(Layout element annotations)
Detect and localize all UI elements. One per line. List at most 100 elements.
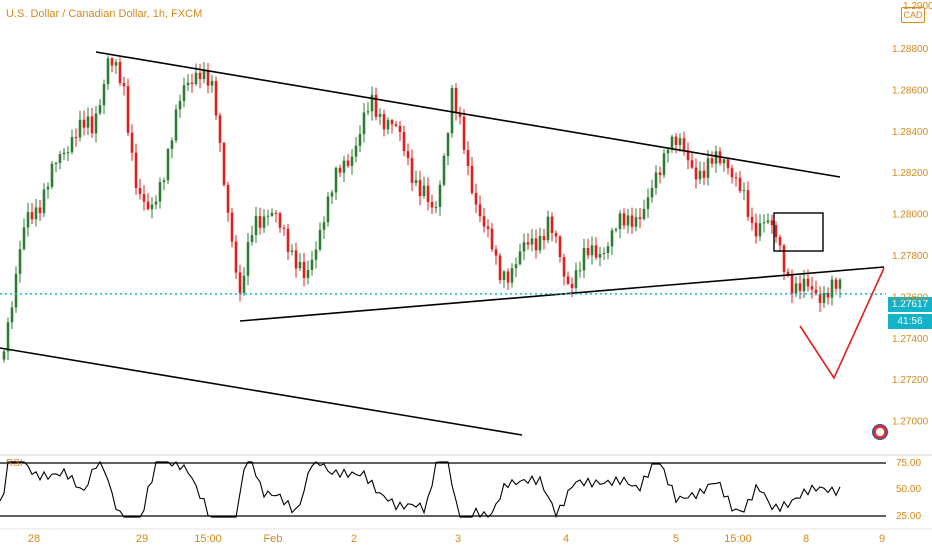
- candle-body: [458, 113, 462, 117]
- candle-body: [178, 100, 182, 110]
- candle-body: [78, 119, 82, 138]
- candle-body: [690, 160, 694, 168]
- currency-badge[interactable]: CAD: [901, 7, 925, 23]
- candle-body: [482, 216, 486, 227]
- candle-body: [698, 170, 702, 180]
- candle-body: [538, 236, 542, 251]
- candle-body: [798, 283, 802, 292]
- candle-body: [282, 227, 286, 229]
- flag-icon[interactable]: [872, 424, 888, 440]
- candle-body: [170, 140, 174, 150]
- candle-body: [314, 249, 318, 260]
- candle-body: [630, 215, 634, 227]
- candle-body: [514, 264, 518, 269]
- price-tick-label: 1.27600: [892, 292, 929, 303]
- candle-body: [802, 278, 806, 292]
- candle-body: [70, 137, 74, 153]
- candle-body: [94, 113, 98, 134]
- candle-body: [142, 194, 146, 202]
- candle-body: [762, 222, 766, 224]
- time-axis-label: 28: [28, 533, 40, 545]
- candle-body: [590, 245, 594, 256]
- candle-body: [466, 149, 470, 167]
- candle-body: [358, 134, 362, 146]
- candle-body: [38, 207, 42, 214]
- candle-body: [642, 208, 646, 220]
- candle-body: [134, 152, 138, 189]
- candle-body: [138, 188, 142, 195]
- candle-body: [46, 186, 50, 190]
- time-axis-label: 9: [879, 533, 885, 545]
- candle-body: [334, 167, 338, 193]
- candle-body: [786, 271, 790, 275]
- candle-body: [54, 162, 58, 164]
- candle-body: [62, 152, 66, 155]
- price-tick-label: 1.27800: [892, 251, 929, 262]
- candle-body: [202, 70, 206, 80]
- candle-body: [234, 241, 238, 273]
- candle-body: [554, 232, 558, 237]
- time-axis-label: 8: [803, 533, 809, 545]
- price-tick-label: 1.28400: [892, 127, 929, 138]
- candle-body: [126, 86, 130, 133]
- candle-body: [22, 227, 26, 250]
- candle-body: [374, 94, 378, 117]
- candle-body: [290, 250, 294, 252]
- candle-body: [790, 274, 794, 294]
- price-tick-label: 1.29000: [903, 1, 932, 12]
- candle-body: [534, 238, 538, 251]
- upper-trendline: [95, 51, 841, 178]
- candle-body: [394, 124, 398, 126]
- candle-body: [30, 212, 34, 220]
- candle-body: [814, 289, 818, 295]
- candle-body: [826, 292, 830, 298]
- candle-body: [10, 307, 14, 323]
- price-tick-label: 1.27200: [892, 375, 929, 386]
- candle-body: [418, 180, 422, 197]
- rsi-tick-label: 25.00: [896, 511, 921, 522]
- candle-body: [106, 58, 110, 85]
- candle-body: [686, 150, 690, 161]
- candle-body: [318, 229, 322, 250]
- candle-body: [778, 237, 782, 246]
- candles-layer: [2, 55, 842, 363]
- candle-body: [174, 109, 178, 141]
- candle-body: [346, 160, 350, 166]
- candle-body: [230, 212, 234, 242]
- candle-body: [34, 207, 38, 220]
- candle-body: [342, 160, 346, 173]
- candle-body: [558, 236, 562, 258]
- candle-body: [90, 116, 94, 134]
- candle-body: [650, 187, 654, 198]
- candle-body: [198, 72, 202, 80]
- candle-body: [442, 155, 446, 185]
- candle-body: [306, 269, 310, 278]
- candle-body: [774, 225, 778, 238]
- candle-body: [682, 138, 686, 151]
- candle-body: [498, 255, 502, 280]
- candle-body: [118, 62, 122, 83]
- chart-title: U.S. Dollar / Canadian Dollar, 1h, FXCM: [6, 8, 203, 20]
- current-price-label: 1.27617: [888, 297, 932, 312]
- rsi-label: RSI: [6, 458, 23, 469]
- candle-body: [830, 279, 834, 298]
- candle-body: [654, 172, 658, 188]
- candle-body: [58, 154, 62, 163]
- price-tick-label: 1.28000: [892, 210, 929, 221]
- candle-body: [838, 279, 842, 289]
- price-tick-label: 1.28600: [892, 85, 929, 96]
- candle-body: [86, 116, 90, 128]
- candle-body: [14, 273, 18, 308]
- rsi-tick-label: 75.00: [896, 458, 921, 469]
- time-axis-label: 3: [455, 533, 461, 545]
- candle-body: [602, 253, 606, 255]
- candle-body: [426, 185, 430, 203]
- candle-body: [122, 82, 126, 87]
- candle-body: [606, 246, 610, 254]
- candle-body: [18, 249, 22, 274]
- price-tick-label: 1.27000: [892, 417, 929, 428]
- candle-body: [634, 217, 638, 227]
- candle-body: [210, 80, 214, 86]
- candle-body: [674, 136, 678, 145]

## Required work
Repeat all of the data above line for line without any changes, leaving the pictures out.

## The response
Detect and localize all UI elements. One per line. List at most 100 elements.
- candle-body: [458, 113, 462, 117]
- candle-body: [178, 100, 182, 110]
- candle-body: [78, 119, 82, 138]
- candle-body: [690, 160, 694, 168]
- currency-badge[interactable]: CAD: [901, 7, 925, 23]
- candle-body: [482, 216, 486, 227]
- candle-body: [698, 170, 702, 180]
- candle-body: [538, 236, 542, 251]
- candle-body: [798, 283, 802, 292]
- candle-body: [282, 227, 286, 229]
- flag-icon[interactable]: [872, 424, 888, 440]
- candle-body: [170, 140, 174, 150]
- candle-body: [314, 249, 318, 260]
- candle-body: [630, 215, 634, 227]
- candle-body: [514, 264, 518, 269]
- price-tick-label: 1.27600: [892, 292, 929, 303]
- candle-body: [802, 278, 806, 292]
- candle-body: [70, 137, 74, 153]
- candle-body: [94, 113, 98, 134]
- candle-body: [142, 194, 146, 202]
- candle-body: [762, 222, 766, 224]
- time-axis-label: 28: [28, 533, 40, 545]
- candle-body: [590, 245, 594, 256]
- candle-body: [466, 149, 470, 167]
- candle-body: [358, 134, 362, 146]
- candle-body: [38, 207, 42, 214]
- candle-body: [642, 208, 646, 220]
- candle-body: [134, 152, 138, 189]
- candle-body: [138, 188, 142, 195]
- candle-body: [46, 186, 50, 190]
- time-axis-label: 9: [879, 533, 885, 545]
- candle-body: [334, 167, 338, 193]
- candle-body: [786, 271, 790, 275]
- candle-body: [54, 162, 58, 164]
- candle-body: [62, 152, 66, 155]
- price-tick-label: 1.27800: [892, 251, 929, 262]
- candle-body: [202, 70, 206, 80]
- candle-body: [234, 241, 238, 273]
- candle-body: [554, 232, 558, 237]
- time-axis-label: 8: [803, 533, 809, 545]
- price-tick-label: 1.28400: [892, 127, 929, 138]
- candle-body: [126, 86, 130, 133]
- candle-body: [22, 227, 26, 250]
- candle-body: [374, 94, 378, 117]
- candle-body: [290, 250, 294, 252]
- candle-body: [790, 274, 794, 294]
- price-tick-label: 1.29000: [903, 1, 932, 12]
- candle-body: [534, 238, 538, 251]
- upper-trendline: [95, 51, 841, 178]
- candle-body: [394, 124, 398, 126]
- candle-body: [30, 212, 34, 220]
- candle-body: [814, 289, 818, 295]
- candle-body: [826, 292, 830, 298]
- candle-body: [10, 307, 14, 323]
- price-tick-label: 1.27200: [892, 375, 929, 386]
- candle-body: [418, 180, 422, 197]
- rsi-tick-label: 25.00: [896, 511, 921, 522]
- candle-body: [106, 58, 110, 85]
- candle-body: [686, 150, 690, 161]
- candle-body: [318, 229, 322, 250]
- candle-body: [778, 237, 782, 246]
- candles-layer: [2, 55, 842, 363]
- candle-body: [174, 109, 178, 141]
- candle-body: [346, 160, 350, 166]
- candle-body: [230, 212, 234, 242]
- candle-body: [34, 207, 38, 220]
- candle-body: [342, 160, 346, 173]
- candle-body: [558, 236, 562, 258]
- candle-body: [90, 116, 94, 134]
- candle-body: [650, 187, 654, 198]
- candle-body: [198, 72, 202, 80]
- candle-body: [442, 155, 446, 185]
- candle-body: [306, 269, 310, 278]
- candle-body: [774, 225, 778, 238]
- candle-body: [682, 138, 686, 151]
- candle-body: [498, 255, 502, 280]
- candle-body: [118, 62, 122, 83]
- chart-title: U.S. Dollar / Canadian Dollar, 1h, FXCM: [6, 8, 203, 20]
- current-price-label: 1.27617: [888, 297, 932, 312]
- rsi-label: RSI: [6, 458, 23, 469]
- candle-body: [830, 279, 834, 298]
- candle-body: [654, 172, 658, 188]
- candle-body: [58, 154, 62, 163]
- price-tick-label: 1.28000: [892, 210, 929, 221]
- candle-body: [838, 279, 842, 289]
- price-tick-label: 1.28600: [892, 85, 929, 96]
- candle-body: [86, 116, 90, 128]
- candle-body: [14, 273, 18, 308]
- rsi-tick-label: 75.00: [896, 458, 921, 469]
- time-axis-label: 3: [455, 533, 461, 545]
- candle-body: [602, 253, 606, 255]
- candle-body: [426, 185, 430, 203]
- candle-body: [122, 82, 126, 87]
- candle-body: [606, 246, 610, 254]
- candle-body: [18, 249, 22, 274]
- price-tick-label: 1.27000: [892, 417, 929, 428]
- candle-body: [634, 217, 638, 227]
- candle-body: [210, 80, 214, 86]
- candle-body: [674, 136, 678, 145]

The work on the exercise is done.